* **STATED EXERCISE**:
Read the listing below and copy out every line that holds "screenshot".
--- start ---
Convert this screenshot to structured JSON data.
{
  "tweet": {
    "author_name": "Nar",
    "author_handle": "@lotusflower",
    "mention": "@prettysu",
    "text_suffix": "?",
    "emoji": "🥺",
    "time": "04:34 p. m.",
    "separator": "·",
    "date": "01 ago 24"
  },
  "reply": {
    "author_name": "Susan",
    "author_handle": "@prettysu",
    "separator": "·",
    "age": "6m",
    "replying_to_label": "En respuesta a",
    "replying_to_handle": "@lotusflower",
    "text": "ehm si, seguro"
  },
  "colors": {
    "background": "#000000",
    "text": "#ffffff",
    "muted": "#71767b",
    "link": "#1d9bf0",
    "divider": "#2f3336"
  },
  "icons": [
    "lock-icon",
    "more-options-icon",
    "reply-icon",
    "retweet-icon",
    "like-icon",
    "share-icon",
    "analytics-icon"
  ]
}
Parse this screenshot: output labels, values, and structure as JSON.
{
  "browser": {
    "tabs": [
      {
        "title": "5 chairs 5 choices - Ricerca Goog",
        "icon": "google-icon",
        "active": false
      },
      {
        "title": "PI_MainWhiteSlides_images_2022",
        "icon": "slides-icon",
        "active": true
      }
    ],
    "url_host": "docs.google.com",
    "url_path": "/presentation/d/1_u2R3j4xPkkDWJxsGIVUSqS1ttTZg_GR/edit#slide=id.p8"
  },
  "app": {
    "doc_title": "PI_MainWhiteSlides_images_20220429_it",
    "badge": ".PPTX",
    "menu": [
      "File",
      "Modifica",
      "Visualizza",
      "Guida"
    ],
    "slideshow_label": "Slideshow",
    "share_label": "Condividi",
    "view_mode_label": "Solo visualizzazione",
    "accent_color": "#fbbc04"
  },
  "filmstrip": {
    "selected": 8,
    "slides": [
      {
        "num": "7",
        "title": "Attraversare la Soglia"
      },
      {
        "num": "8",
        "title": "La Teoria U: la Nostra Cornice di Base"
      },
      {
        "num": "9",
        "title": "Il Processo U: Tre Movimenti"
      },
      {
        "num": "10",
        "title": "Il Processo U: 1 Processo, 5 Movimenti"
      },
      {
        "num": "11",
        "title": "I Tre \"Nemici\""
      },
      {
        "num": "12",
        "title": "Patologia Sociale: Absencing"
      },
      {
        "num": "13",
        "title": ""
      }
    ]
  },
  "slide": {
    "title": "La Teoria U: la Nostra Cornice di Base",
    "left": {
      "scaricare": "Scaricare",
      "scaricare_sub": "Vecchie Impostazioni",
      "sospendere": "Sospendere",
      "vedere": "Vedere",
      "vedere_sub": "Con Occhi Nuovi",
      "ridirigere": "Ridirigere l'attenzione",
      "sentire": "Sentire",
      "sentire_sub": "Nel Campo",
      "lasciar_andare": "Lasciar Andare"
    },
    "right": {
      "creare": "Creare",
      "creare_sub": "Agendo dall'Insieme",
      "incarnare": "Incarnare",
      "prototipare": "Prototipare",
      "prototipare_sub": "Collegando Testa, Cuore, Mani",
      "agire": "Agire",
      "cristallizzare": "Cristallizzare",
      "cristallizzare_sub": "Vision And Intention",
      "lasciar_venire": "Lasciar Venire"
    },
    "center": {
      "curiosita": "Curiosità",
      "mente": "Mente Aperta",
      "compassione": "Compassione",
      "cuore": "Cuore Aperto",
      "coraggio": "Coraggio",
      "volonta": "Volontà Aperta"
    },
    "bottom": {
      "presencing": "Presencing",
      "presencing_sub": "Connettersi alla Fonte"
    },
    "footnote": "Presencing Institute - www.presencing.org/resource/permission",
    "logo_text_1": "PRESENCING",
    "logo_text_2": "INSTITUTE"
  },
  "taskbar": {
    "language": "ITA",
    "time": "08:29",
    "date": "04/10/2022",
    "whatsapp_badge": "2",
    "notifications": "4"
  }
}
--- end ---
* **IN RESPONSE**:
Convert this screenshot to structured JSON data.
Parse this screenshot: output labels, values, and structure as JSON.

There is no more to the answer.